* BEGIN EXCERPTED DATA *

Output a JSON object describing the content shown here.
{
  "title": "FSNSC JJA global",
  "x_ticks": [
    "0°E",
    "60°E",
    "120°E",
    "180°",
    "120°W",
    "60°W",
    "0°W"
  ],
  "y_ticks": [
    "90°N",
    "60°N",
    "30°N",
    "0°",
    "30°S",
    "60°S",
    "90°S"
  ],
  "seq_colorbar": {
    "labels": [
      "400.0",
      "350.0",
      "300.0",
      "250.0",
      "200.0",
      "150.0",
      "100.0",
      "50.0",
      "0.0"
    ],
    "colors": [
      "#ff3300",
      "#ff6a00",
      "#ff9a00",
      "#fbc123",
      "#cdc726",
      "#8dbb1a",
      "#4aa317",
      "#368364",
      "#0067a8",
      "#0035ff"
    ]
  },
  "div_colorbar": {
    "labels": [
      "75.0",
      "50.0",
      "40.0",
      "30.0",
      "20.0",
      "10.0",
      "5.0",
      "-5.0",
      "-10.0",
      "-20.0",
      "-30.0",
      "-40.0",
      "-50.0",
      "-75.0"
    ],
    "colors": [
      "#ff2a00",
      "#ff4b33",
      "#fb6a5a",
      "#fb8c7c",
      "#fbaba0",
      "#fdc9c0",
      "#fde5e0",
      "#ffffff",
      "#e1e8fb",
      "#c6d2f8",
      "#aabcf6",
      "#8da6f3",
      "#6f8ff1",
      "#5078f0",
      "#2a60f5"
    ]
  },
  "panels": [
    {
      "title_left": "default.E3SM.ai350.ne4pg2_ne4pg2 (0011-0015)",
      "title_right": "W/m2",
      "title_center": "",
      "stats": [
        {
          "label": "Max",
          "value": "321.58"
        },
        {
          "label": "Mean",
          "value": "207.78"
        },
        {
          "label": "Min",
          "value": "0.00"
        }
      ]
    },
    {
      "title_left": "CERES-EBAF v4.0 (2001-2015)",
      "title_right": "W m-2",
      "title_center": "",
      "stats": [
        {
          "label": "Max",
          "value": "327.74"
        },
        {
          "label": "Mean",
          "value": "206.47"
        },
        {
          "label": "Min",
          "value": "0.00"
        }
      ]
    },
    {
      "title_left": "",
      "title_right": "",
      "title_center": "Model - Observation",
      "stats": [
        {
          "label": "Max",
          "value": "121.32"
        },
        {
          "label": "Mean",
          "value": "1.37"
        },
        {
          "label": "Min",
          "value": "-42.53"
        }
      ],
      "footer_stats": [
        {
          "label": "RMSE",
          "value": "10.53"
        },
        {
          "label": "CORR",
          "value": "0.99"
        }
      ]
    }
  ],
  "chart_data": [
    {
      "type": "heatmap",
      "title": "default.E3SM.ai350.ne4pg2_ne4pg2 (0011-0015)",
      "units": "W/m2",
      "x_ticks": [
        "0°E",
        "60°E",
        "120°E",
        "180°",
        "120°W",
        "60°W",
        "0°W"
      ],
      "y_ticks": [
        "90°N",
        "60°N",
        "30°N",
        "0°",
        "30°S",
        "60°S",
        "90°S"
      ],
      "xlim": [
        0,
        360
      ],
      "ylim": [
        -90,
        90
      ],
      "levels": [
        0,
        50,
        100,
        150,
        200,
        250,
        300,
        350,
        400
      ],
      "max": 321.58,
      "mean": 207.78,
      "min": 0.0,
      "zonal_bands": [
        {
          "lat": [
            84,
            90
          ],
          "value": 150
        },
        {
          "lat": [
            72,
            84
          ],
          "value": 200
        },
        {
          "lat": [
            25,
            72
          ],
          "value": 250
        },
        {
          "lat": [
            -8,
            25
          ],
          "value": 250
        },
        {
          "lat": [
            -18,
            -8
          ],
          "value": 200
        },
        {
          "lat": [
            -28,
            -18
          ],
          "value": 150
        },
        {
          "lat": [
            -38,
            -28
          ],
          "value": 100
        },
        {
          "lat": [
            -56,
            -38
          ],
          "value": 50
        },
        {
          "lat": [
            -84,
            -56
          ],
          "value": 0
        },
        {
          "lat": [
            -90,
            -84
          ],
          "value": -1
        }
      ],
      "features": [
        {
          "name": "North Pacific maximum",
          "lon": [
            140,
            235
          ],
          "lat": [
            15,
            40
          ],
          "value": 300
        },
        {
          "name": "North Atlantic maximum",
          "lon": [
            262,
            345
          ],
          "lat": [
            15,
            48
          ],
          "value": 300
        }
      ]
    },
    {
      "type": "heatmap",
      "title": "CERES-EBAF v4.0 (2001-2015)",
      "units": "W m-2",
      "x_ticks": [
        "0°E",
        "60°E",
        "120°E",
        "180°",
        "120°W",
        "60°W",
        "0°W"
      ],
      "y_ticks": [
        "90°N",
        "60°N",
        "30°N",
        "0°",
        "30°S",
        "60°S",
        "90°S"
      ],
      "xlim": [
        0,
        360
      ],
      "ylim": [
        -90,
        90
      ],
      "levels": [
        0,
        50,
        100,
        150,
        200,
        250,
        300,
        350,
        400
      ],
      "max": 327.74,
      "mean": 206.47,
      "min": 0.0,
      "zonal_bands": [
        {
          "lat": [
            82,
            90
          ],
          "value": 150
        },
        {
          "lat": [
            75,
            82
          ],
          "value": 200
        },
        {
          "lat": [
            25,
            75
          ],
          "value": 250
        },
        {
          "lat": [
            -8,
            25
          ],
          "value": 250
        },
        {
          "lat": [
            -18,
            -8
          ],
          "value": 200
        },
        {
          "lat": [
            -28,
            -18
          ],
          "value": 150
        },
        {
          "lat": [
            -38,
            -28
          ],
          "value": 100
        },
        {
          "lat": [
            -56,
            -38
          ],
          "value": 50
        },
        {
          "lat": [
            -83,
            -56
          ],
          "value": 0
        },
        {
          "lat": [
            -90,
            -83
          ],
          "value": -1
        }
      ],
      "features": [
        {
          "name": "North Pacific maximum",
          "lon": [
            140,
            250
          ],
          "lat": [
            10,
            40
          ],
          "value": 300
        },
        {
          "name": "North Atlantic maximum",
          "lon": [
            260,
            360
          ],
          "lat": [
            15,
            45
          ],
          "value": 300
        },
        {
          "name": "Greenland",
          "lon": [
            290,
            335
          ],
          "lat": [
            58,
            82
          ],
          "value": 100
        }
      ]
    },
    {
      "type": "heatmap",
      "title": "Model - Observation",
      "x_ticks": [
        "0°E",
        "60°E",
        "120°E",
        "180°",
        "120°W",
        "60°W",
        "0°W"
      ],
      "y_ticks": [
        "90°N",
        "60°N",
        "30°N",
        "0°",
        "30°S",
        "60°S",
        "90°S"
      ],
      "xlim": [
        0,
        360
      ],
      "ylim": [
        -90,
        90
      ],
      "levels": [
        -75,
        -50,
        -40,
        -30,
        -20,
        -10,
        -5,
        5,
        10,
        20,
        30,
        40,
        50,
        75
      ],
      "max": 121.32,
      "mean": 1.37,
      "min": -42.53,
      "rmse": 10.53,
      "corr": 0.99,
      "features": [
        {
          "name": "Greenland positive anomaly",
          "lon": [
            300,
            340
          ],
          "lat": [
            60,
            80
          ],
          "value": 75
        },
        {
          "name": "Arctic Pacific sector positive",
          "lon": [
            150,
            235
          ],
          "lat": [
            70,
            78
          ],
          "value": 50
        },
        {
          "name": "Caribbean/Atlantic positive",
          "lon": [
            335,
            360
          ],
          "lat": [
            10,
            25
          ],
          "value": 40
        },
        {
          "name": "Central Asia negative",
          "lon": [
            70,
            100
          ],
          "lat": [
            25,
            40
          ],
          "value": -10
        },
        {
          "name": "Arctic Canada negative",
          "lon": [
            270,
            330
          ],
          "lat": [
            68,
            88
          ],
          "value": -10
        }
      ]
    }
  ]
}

* END EXCERPTED DATA *

▸ **CHALLENGE**
Copy each record from above without leaving any out.

▸ **EXERCISE OUTPUT**
Output a JSON object describing the content shown here.
{
  "title": "FSNSC JJA global",
  "x_ticks": [
    "0°E",
    "60°E",
    "120°E",
    "180°",
    "120°W",
    "60°W",
    "0°W"
  ],
  "y_ticks": [
    "90°N",
    "60°N",
    "30°N",
    "0°",
    "30°S",
    "60°S",
    "90°S"
  ],
  "seq_colorbar": {
    "labels": [
      "400.0",
      "350.0",
      "300.0",
      "250.0",
      "200.0",
      "150.0",
      "100.0",
      "50.0",
      "0.0"
    ],
    "colors": [
      "#ff3300",
      "#ff6a00",
      "#ff9a00",
      "#fbc123",
      "#cdc726",
      "#8dbb1a",
      "#4aa317",
      "#368364",
      "#0067a8",
      "#0035ff"
    ]
  },
  "div_colorbar": {
    "labels": [
      "75.0",
      "50.0",
      "40.0",
      "30.0",
      "20.0",
      "10.0",
      "5.0",
      "-5.0",
      "-10.0",
      "-20.0",
      "-30.0",
      "-40.0",
      "-50.0",
      "-75.0"
    ],
    "colors": [
      "#ff2a00",
      "#ff4b33",
      "#fb6a5a",
      "#fb8c7c",
      "#fbaba0",
      "#fdc9c0",
      "#fde5e0",
      "#ffffff",
      "#e1e8fb",
      "#c6d2f8",
      "#aabcf6",
      "#8da6f3",
      "#6f8ff1",
      "#5078f0",
      "#2a60f5"
    ]
  },
  "panels": [
    {
      "title_left": "default.E3SM.ai350.ne4pg2_ne4pg2 (0011-0015)",
      "title_right": "W/m2",
      "title_center": "",
      "stats": [
        {
          "label": "Max",
          "value": "321.58"
        },
        {
          "label": "Mean",
          "value": "207.78"
        },
        {
          "label": "Min",
          "value": "0.00"
        }
      ]
    },
    {
      "title_left": "CERES-EBAF v4.0 (2001-2015)",
      "title_right": "W m-2",
      "title_center": "",
      "stats": [
        {
          "label": "Max",
          "value": "327.74"
        },
        {
          "label": "Mean",
          "value": "206.47"
        },
        {
          "label": "Min",
          "value": "0.00"
        }
      ]
    },
    {
      "title_left": "",
      "title_right": "",
      "title_center": "Model - Observation",
      "stats": [
        {
          "label": "Max",
          "value": "121.32"
        },
        {
          "label": "Mean",
          "value": "1.37"
        },
        {
          "label": "Min",
          "value": "-42.53"
        }
      ],
      "footer_stats": [
        {
          "label": "RMSE",
          "value": "10.53"
        },
        {
          "label": "CORR",
          "value": "0.99"
        }
      ]
    }
  ],
  "chart_data": [
    {
      "type": "heatmap",
      "title": "default.E3SM.ai350.ne4pg2_ne4pg2 (0011-0015)",
      "units": "W/m2",
      "x_ticks": [
        "0°E",
        "60°E",
        "120°E",
        "180°",
        "120°W",
        "60°W",
        "0°W"
      ],
      "y_ticks": [
        "90°N",
        "60°N",
        "30°N",
        "0°",
        "30°S",
        "60°S",
        "90°S"
      ],
      "xlim": [
        0,
        360
      ],
      "ylim": [
        -90,
        90
      ],
      "levels": [
        0,
        50,
        100,
        150,
        200,
        250,
        300,
        350,
        400
      ],
      "max": 321.58,
      "mean": 207.78,
      "min": 0.0,
      "zonal_bands": [
        {
          "lat": [
            84,
            90
          ],
          "value": 150
        },
        {
          "lat": [
            72,
            84
          ],
          "value": 200
        },
        {
          "lat": [
            25,
            72
          ],
          "value": 250
        },
        {
          "lat": [
            -8,
            25
          ],
          "value": 250
        },
        {
          "lat": [
            -18,
            -8
          ],
          "value": 200
        },
        {
          "lat": [
            -28,
            -18
          ],
          "value": 150
        },
        {
          "lat": [
            -38,
            -28
          ],
          "value": 100
        },
        {
          "lat": [
            -56,
            -38
          ],
          "value": 50
        },
        {
          "lat": [
            -84,
            -56
          ],
          "value": 0
        },
        {
          "lat": [
            -90,
            -84
          ],
          "value": -1
        }
      ],
      "features": [
        {
          "name": "North Pacific maximum",
          "lon": [
            140,
            235
          ],
          "lat": [
            15,
            40
          ],
          "value": 300
        },
        {
          "name": "North Atlantic maximum",
          "lon": [
            262,
            345
          ],
          "lat": [
            15,
            48
          ],
          "value": 300
        }
      ]
    },
    {
      "type": "heatmap",
      "title": "CERES-EBAF v4.0 (2001-2015)",
      "units": "W m-2",
      "x_ticks": [
        "0°E",
        "60°E",
        "120°E",
        "180°",
        "120°W",
        "60°W",
        "0°W"
      ],
      "y_ticks": [
        "90°N",
        "60°N",
        "30°N",
        "0°",
        "30°S",
        "60°S",
        "90°S"
      ],
      "xlim": [
        0,
        360
      ],
      "ylim": [
        -90,
        90
      ],
      "levels": [
        0,
        50,
        100,
        150,
        200,
        250,
        300,
        350,
        400
      ],
      "max": 327.74,
      "mean": 206.47,
      "min": 0.0,
      "zonal_bands": [
        {
          "lat": [
            82,
            90
          ],
          "value": 150
        },
        {
          "lat": [
            75,
            82
          ],
          "value": 200
        },
        {
          "lat": [
            25,
            75
          ],
          "value": 250
        },
        {
          "lat": [
            -8,
            25
          ],
          "value": 250
        },
        {
          "lat": [
            -18,
            -8
          ],
          "value": 200
        },
        {
          "lat": [
            -28,
            -18
          ],
          "value": 150
        },
        {
          "lat": [
            -38,
            -28
          ],
          "value": 100
        },
        {
          "lat": [
            -56,
            -38
          ],
          "value": 50
        },
        {
          "lat": [
            -83,
            -56
          ],
          "value": 0
        },
        {
          "lat": [
            -90,
            -83
          ],
          "value": -1
        }
      ],
      "features": [
        {
          "name": "North Pacific maximum",
          "lon": [
            140,
            250
          ],
          "lat": [
            10,
            40
          ],
          "value": 300
        },
        {
          "name": "North Atlantic maximum",
          "lon": [
            260,
            360
          ],
          "lat": [
            15,
            45
          ],
          "value": 300
        },
        {
          "name": "Greenland",
          "lon": [
            290,
            335
          ],
          "lat": [
            58,
            82
          ],
          "value": 100
        }
      ]
    },
    {
      "type": "heatmap",
      "title": "Model - Observation",
      "x_ticks": [
        "0°E",
        "60°E",
        "120°E",
        "180°",
        "120°W",
        "60°W",
        "0°W"
      ],
      "y_ticks": [
        "90°N",
        "60°N",
        "30°N",
        "0°",
        "30°S",
        "60°S",
        "90°S"
      ],
      "xlim": [
        0,
        360
      ],
      "ylim": [
        -90,
        90
      ],
      "levels": [
        -75,
        -50,
        -40,
        -30,
        -20,
        -10,
        -5,
        5,
        10,
        20,
        30,
        40,
        50,
        75
      ],
      "max": 121.32,
      "mean": 1.37,
      "min": -42.53,
      "rmse": 10.53,
      "corr": 0.99,
      "features": [
        {
          "name": "Greenland positive anomaly",
          "lon": [
            300,
            340
          ],
          "lat": [
            60,
            80
          ],
          "value": 75
        },
        {
          "name": "Arctic Pacific sector positive",
          "lon": [
            150,
            235
          ],
          "lat": [
            70,
            78
          ],
          "value": 50
        },
        {
          "name": "Caribbean/Atlantic positive",
          "lon": [
            335,
            360
          ],
          "lat": [
            10,
            25
          ],
          "value": 40
        },
        {
          "name": "Central Asia negative",
          "lon": [
            70,
            100
          ],
          "lat": [
            25,
            40
          ],
          "value": -10
        },
        {
          "name": "Arctic Canada negative",
          "lon": [
            270,
            330
          ],
          "lat": [
            68,
            88
          ],
          "value": -10
        }
      ]
    }
  ]
}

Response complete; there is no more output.